● WORK TO BE COMPLETED
Here are some records; return them all exactly.

----- EXCERPTED DATA

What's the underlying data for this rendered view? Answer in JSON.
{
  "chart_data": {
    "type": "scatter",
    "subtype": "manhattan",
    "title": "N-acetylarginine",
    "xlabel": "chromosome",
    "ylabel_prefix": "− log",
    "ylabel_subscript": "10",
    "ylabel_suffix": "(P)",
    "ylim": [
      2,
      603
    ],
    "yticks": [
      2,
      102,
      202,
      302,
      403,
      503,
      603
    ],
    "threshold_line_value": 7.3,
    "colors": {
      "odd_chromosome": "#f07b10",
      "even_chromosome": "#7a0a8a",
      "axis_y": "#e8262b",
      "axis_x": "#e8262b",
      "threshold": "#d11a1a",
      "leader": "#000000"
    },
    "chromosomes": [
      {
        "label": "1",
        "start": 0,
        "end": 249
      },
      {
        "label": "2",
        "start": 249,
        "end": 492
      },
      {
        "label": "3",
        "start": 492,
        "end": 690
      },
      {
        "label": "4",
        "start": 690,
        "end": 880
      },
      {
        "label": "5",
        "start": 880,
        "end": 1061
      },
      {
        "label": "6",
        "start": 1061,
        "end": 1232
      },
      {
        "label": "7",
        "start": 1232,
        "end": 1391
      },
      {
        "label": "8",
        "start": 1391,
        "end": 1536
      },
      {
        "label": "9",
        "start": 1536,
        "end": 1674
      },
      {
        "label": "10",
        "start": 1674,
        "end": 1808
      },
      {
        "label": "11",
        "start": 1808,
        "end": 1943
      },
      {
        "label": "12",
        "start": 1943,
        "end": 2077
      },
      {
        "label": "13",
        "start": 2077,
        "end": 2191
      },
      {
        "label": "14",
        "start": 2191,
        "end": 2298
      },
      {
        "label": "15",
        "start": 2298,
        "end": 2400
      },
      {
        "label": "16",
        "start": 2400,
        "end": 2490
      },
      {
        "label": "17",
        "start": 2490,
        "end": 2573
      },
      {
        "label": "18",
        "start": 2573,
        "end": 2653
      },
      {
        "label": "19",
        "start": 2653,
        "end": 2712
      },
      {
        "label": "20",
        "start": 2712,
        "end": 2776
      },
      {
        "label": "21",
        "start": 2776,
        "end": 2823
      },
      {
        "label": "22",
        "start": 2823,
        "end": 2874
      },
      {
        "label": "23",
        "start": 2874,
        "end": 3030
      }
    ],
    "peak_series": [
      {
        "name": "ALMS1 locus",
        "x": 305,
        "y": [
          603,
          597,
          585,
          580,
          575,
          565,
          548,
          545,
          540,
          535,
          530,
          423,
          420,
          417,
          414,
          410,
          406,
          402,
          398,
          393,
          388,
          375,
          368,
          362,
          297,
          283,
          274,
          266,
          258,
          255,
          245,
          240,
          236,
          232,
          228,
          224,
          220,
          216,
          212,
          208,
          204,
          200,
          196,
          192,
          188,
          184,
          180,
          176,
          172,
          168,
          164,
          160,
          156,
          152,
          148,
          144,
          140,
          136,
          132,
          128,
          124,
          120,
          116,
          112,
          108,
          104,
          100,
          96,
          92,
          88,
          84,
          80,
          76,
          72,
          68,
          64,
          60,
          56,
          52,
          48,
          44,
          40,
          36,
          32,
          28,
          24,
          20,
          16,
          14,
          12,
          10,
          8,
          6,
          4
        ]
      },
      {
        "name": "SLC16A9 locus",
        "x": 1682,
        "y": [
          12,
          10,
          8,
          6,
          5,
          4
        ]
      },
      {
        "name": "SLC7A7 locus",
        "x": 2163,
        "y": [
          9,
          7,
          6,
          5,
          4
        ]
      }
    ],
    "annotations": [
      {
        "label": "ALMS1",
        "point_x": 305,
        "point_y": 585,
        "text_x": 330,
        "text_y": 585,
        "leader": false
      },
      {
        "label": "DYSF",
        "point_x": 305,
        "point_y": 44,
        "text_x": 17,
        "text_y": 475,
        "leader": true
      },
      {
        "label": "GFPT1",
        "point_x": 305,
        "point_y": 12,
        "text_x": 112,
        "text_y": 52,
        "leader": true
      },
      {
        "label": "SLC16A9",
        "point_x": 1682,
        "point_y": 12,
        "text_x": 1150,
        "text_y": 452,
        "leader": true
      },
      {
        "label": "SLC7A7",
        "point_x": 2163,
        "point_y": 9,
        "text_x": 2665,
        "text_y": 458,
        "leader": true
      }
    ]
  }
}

----------

● EXPECTED OUTPUT
What's the underlying data for this rendered view? Answer in JSON.
{
  "chart_data": {
    "type": "scatter",
    "subtype": "manhattan",
    "title": "N-acetylarginine",
    "xlabel": "chromosome",
    "ylabel_prefix": "− log",
    "ylabel_subscript": "10",
    "ylabel_suffix": "(P)",
    "ylim": [
      2,
      603
    ],
    "yticks": [
      2,
      102,
      202,
      302,
      403,
      503,
      603
    ],
    "threshold_line_value": 7.3,
    "colors": {
      "odd_chromosome": "#f07b10",
      "even_chromosome": "#7a0a8a",
      "axis_y": "#e8262b",
      "axis_x": "#e8262b",
      "threshold": "#d11a1a",
      "leader": "#000000"
    },
    "chromosomes": [
      {
        "label": "1",
        "start": 0,
        "end": 249
      },
      {
        "label": "2",
        "start": 249,
        "end": 492
      },
      {
        "label": "3",
        "start": 492,
        "end": 690
      },
      {
        "label": "4",
        "start": 690,
        "end": 880
      },
      {
        "label": "5",
        "start": 880,
        "end": 1061
      },
      {
        "label": "6",
        "start": 1061,
        "end": 1232
      },
      {
        "label": "7",
        "start": 1232,
        "end": 1391
      },
      {
        "label": "8",
        "start": 1391,
        "end": 1536
      },
      {
        "label": "9",
        "start": 1536,
        "end": 1674
      },
      {
        "label": "10",
        "start": 1674,
        "end": 1808
      },
      {
        "label": "11",
        "start": 1808,
        "end": 1943
      },
      {
        "label": "12",
        "start": 1943,
        "end": 2077
      },
      {
        "label": "13",
        "start": 2077,
        "end": 2191
      },
      {
        "label": "14",
        "start": 2191,
        "end": 2298
      },
      {
        "label": "15",
        "start": 2298,
        "end": 2400
      },
      {
        "label": "16",
        "start": 2400,
        "end": 2490
      },
      {
        "label": "17",
        "start": 2490,
        "end": 2573
      },
      {
        "label": "18",
        "start": 2573,
        "end": 2653
      },
      {
        "label": "19",
        "start": 2653,
        "end": 2712
      },
      {
        "label": "20",
        "start": 2712,
        "end": 2776
      },
      {
        "label": "21",
        "start": 2776,
        "end": 2823
      },
      {
        "label": "22",
        "start": 2823,
        "end": 2874
      },
      {
        "label": "23",
        "start": 2874,
        "end": 3030
      }
    ],
    "peak_series": [
      {
        "name": "ALMS1 locus",
        "x": 305,
        "y": [
          603,
          597,
          585,
          580,
          575,
          565,
          548,
          545,
          540,
          535,
          530,
          423,
          420,
          417,
          414,
          410,
          406,
          402,
          398,
          393,
          388,
          375,
          368,
          362,
          297,
          283,
          274,
          266,
          258,
          255,
          245,
          240,
          236,
          232,
          228,
          224,
          220,
          216,
          212,
          208,
          204,
          200,
          196,
          192,
          188,
          184,
          180,
          176,
          172,
          168,
          164,
          160,
          156,
          152,
          148,
          144,
          140,
          136,
          132,
          128,
          124,
          120,
          116,
          112,
          108,
          104,
          100,
          96,
          92,
          88,
          84,
          80,
          76,
          72,
          68,
          64,
          60,
          56,
          52,
          48,
          44,
          40,
          36,
          32,
          28,
          24,
          20,
          16,
          14,
          12,
          10,
          8,
          6,
          4
        ]
      },
      {
        "name": "SLC16A9 locus",
        "x": 1682,
        "y": [
          12,
          10,
          8,
          6,
          5,
          4
        ]
      },
      {
        "name": "SLC7A7 locus",
        "x": 2163,
        "y": [
          9,
          7,
          6,
          5,
          4
        ]
      }
    ],
    "annotations": [
      {
        "label": "ALMS1",
        "point_x": 305,
        "point_y": 585,
        "text_x": 330,
        "text_y": 585,
        "leader": false
      },
      {
        "label": "DYSF",
        "point_x": 305,
        "point_y": 44,
        "text_x": 17,
        "text_y": 475,
        "leader": true
      },
      {
        "label": "GFPT1",
        "point_x": 305,
        "point_y": 12,
        "text_x": 112,
        "text_y": 52,
        "leader": true
      },
      {
        "label": "SLC16A9",
        "point_x": 1682,
        "point_y": 12,
        "text_x": 1150,
        "text_y": 452,
        "leader": true
      },
      {
        "label": "SLC7A7",
        "point_x": 2163,
        "point_y": 9,
        "text_x": 2665,
        "text_y": 458,
        "leader": true
      }
    ]
  }
}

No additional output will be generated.